▶ [Materials provided]:
════

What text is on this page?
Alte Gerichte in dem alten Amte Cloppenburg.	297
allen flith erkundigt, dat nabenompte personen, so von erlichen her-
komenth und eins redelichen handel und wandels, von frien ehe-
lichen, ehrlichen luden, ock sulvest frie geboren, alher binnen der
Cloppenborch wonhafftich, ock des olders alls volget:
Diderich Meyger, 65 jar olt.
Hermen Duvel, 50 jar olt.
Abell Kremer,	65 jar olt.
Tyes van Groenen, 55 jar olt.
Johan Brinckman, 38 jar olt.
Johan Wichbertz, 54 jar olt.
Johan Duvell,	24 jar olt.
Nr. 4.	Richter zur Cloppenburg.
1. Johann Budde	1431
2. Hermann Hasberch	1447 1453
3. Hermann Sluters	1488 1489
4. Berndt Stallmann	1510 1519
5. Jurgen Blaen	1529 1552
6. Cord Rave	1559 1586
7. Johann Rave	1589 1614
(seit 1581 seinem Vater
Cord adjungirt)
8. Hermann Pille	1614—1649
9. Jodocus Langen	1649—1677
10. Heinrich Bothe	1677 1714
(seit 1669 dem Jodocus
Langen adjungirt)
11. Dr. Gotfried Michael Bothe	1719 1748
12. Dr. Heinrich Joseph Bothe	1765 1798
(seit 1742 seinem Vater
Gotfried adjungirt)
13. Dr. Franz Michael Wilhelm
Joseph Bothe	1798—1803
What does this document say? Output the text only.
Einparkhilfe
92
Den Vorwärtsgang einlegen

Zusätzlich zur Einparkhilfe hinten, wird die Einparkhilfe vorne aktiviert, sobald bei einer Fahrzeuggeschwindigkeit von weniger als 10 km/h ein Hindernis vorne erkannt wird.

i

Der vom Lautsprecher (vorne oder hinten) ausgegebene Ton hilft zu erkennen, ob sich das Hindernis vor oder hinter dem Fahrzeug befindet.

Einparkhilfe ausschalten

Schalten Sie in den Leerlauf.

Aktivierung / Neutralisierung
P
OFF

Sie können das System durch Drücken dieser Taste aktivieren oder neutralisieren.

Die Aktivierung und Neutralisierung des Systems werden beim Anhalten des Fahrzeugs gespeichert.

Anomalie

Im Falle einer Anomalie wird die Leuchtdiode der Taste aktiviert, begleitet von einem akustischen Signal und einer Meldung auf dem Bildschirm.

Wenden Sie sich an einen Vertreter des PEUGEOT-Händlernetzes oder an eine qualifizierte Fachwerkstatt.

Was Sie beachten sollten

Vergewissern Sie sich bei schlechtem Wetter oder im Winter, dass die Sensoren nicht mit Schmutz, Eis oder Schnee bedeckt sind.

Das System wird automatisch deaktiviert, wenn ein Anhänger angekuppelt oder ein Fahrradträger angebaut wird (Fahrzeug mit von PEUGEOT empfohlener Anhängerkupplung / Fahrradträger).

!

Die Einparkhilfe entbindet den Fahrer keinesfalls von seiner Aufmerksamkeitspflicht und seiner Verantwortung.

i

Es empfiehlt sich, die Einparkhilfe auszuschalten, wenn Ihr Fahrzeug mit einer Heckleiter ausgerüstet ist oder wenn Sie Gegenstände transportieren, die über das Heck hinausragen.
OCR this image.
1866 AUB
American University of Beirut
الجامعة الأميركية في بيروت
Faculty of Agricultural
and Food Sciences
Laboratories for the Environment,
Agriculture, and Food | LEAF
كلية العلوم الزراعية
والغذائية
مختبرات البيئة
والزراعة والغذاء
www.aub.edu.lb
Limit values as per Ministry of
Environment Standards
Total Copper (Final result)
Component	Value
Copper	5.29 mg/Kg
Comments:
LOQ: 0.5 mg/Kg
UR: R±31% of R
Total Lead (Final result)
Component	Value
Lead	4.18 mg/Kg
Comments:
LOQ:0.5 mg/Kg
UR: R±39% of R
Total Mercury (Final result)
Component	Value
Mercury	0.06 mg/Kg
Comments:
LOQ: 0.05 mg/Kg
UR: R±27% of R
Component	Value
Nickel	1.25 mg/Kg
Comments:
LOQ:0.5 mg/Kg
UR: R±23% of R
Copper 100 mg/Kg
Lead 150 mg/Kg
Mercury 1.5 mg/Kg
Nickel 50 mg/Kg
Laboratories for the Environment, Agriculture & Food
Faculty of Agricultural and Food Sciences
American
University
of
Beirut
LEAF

════

▶ [Task]: Write out every line of the entries that holds the word "PEUGEOT".

▶ [Expected output]:
Wenden Sie sich an einen Vertreter des PEUGEOT-Händlernetzes oder an eine qualifizierte Fachwerkstatt.
Das System wird automatisch deaktiviert, wenn ein Anhänger angekuppelt oder ein Fahrradträger angebaut wird (Fahrzeug mit von PEUGEOT empfohlener Anhängerkupplung / Fahrradträger).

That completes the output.